Exercise:
Put the data from its first line through the line containing "ellipsis: …… [678, 236, 738, 267]" into a JSON list of strings, with one string per line and blank lines omitted.

Material provided:
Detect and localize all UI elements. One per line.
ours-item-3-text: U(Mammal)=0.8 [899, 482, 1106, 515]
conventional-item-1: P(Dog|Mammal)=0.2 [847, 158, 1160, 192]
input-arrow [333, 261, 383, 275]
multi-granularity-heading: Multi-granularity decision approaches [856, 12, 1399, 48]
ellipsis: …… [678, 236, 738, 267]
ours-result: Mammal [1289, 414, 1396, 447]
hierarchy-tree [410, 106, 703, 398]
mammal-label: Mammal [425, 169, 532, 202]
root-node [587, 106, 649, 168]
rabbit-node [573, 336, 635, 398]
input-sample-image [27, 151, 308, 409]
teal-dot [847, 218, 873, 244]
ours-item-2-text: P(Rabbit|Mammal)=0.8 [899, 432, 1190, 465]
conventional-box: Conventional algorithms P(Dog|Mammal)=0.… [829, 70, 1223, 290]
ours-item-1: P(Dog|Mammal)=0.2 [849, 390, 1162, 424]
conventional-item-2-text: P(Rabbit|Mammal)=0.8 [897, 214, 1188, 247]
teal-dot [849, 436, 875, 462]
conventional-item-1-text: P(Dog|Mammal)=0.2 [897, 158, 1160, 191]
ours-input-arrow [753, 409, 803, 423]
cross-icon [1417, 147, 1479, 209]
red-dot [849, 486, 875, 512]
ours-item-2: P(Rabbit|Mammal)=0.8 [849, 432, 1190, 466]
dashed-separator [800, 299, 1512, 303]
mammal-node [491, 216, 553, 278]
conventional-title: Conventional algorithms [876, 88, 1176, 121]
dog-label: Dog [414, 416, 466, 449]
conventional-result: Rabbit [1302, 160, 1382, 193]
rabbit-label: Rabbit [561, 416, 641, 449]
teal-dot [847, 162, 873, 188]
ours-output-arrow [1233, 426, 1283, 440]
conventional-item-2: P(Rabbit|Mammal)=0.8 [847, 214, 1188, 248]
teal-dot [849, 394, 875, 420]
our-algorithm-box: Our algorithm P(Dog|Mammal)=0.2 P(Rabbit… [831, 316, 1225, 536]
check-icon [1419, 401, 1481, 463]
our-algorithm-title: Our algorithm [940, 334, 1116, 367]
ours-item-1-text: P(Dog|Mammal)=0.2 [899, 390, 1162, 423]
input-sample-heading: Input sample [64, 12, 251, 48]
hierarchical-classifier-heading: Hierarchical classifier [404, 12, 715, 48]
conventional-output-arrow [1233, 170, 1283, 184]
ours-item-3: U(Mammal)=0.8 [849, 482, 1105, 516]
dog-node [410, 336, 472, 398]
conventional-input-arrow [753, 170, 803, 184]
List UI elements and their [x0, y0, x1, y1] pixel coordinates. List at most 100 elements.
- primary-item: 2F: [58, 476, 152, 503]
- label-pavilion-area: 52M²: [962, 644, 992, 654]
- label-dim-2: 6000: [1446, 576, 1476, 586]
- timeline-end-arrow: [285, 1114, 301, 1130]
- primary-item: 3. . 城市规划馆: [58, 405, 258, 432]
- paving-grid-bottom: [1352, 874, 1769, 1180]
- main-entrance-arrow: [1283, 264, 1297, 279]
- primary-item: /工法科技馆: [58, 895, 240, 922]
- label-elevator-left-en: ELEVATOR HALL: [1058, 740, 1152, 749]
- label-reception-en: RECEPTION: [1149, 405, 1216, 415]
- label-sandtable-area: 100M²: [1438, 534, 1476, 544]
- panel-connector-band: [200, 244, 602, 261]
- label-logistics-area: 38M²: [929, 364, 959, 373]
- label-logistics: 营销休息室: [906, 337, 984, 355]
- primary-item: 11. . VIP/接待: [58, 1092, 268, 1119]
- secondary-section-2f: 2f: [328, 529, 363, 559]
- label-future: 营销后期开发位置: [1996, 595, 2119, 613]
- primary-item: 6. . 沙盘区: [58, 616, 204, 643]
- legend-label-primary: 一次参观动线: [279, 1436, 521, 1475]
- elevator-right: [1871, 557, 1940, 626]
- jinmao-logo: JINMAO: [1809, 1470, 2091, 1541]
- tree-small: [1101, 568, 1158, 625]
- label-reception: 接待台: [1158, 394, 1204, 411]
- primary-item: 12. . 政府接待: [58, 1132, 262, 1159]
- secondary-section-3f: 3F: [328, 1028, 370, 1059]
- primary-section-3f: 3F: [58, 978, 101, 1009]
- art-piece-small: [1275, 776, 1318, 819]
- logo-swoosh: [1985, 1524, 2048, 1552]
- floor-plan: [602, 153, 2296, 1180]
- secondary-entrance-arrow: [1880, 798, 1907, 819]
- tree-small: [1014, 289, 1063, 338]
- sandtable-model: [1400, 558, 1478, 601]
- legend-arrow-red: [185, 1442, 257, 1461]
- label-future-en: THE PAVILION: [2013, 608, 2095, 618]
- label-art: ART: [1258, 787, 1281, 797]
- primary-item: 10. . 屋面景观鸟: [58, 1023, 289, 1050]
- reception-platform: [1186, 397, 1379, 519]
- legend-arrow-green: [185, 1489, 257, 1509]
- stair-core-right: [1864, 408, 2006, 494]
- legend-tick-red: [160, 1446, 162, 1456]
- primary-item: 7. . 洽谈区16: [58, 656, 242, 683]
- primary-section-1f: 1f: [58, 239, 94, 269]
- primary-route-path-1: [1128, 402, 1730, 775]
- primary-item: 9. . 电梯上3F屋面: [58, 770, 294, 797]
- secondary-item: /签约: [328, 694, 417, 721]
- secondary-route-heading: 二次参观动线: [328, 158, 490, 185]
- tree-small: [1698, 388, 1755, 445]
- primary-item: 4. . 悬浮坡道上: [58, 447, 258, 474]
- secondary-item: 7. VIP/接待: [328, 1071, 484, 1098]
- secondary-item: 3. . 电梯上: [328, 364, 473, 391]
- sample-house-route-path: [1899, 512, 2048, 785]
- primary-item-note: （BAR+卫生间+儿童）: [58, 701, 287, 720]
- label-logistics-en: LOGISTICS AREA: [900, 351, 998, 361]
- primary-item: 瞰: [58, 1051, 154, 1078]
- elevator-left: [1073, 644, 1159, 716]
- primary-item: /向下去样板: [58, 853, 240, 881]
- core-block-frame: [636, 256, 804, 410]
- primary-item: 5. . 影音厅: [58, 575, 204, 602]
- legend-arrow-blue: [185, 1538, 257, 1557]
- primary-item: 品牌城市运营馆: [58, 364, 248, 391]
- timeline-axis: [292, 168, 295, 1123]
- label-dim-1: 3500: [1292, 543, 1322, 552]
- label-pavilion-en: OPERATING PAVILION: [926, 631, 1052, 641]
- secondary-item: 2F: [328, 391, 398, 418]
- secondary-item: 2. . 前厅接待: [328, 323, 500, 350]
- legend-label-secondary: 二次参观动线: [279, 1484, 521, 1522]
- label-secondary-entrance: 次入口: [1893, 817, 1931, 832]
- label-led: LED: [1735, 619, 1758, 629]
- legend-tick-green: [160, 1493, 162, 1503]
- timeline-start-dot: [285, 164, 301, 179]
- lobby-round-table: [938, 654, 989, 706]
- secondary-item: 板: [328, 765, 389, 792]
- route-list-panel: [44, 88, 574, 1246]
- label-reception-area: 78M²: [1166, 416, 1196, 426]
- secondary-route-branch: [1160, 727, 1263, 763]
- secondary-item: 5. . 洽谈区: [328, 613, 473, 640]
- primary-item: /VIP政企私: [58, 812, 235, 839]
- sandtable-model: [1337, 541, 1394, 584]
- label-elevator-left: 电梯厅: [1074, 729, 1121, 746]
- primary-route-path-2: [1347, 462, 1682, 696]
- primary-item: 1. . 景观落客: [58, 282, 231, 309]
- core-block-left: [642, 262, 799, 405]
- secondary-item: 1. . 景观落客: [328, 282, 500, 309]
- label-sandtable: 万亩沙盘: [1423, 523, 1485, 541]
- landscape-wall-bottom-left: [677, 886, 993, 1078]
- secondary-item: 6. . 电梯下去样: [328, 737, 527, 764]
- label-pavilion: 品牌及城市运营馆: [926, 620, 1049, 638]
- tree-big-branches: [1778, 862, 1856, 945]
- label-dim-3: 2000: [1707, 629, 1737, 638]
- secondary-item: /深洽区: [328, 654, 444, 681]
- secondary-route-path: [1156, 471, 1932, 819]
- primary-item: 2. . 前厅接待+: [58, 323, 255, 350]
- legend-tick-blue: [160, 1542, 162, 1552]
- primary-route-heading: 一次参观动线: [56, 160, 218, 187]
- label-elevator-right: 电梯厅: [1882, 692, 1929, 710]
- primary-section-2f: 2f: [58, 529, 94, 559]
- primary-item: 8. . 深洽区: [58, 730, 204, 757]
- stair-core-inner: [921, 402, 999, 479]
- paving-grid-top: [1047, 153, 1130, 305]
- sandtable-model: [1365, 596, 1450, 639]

Expected answer:
[
  "Detect and localize all UI elements. One per line.",
  "ours-item-3-text: U(Mammal)=0.8 [899, 482, 1106, 515]",
  "conventional-item-1: P(Dog|Mammal)=0.2 [847, 158, 1160, 192]",
  "input-arrow [333, 261, 383, 275]",
  "multi-granularity-heading: Multi-granularity decision approaches [856, 12, 1399, 48]",
  "ellipsis: …… [678, 236, 738, 267]"
]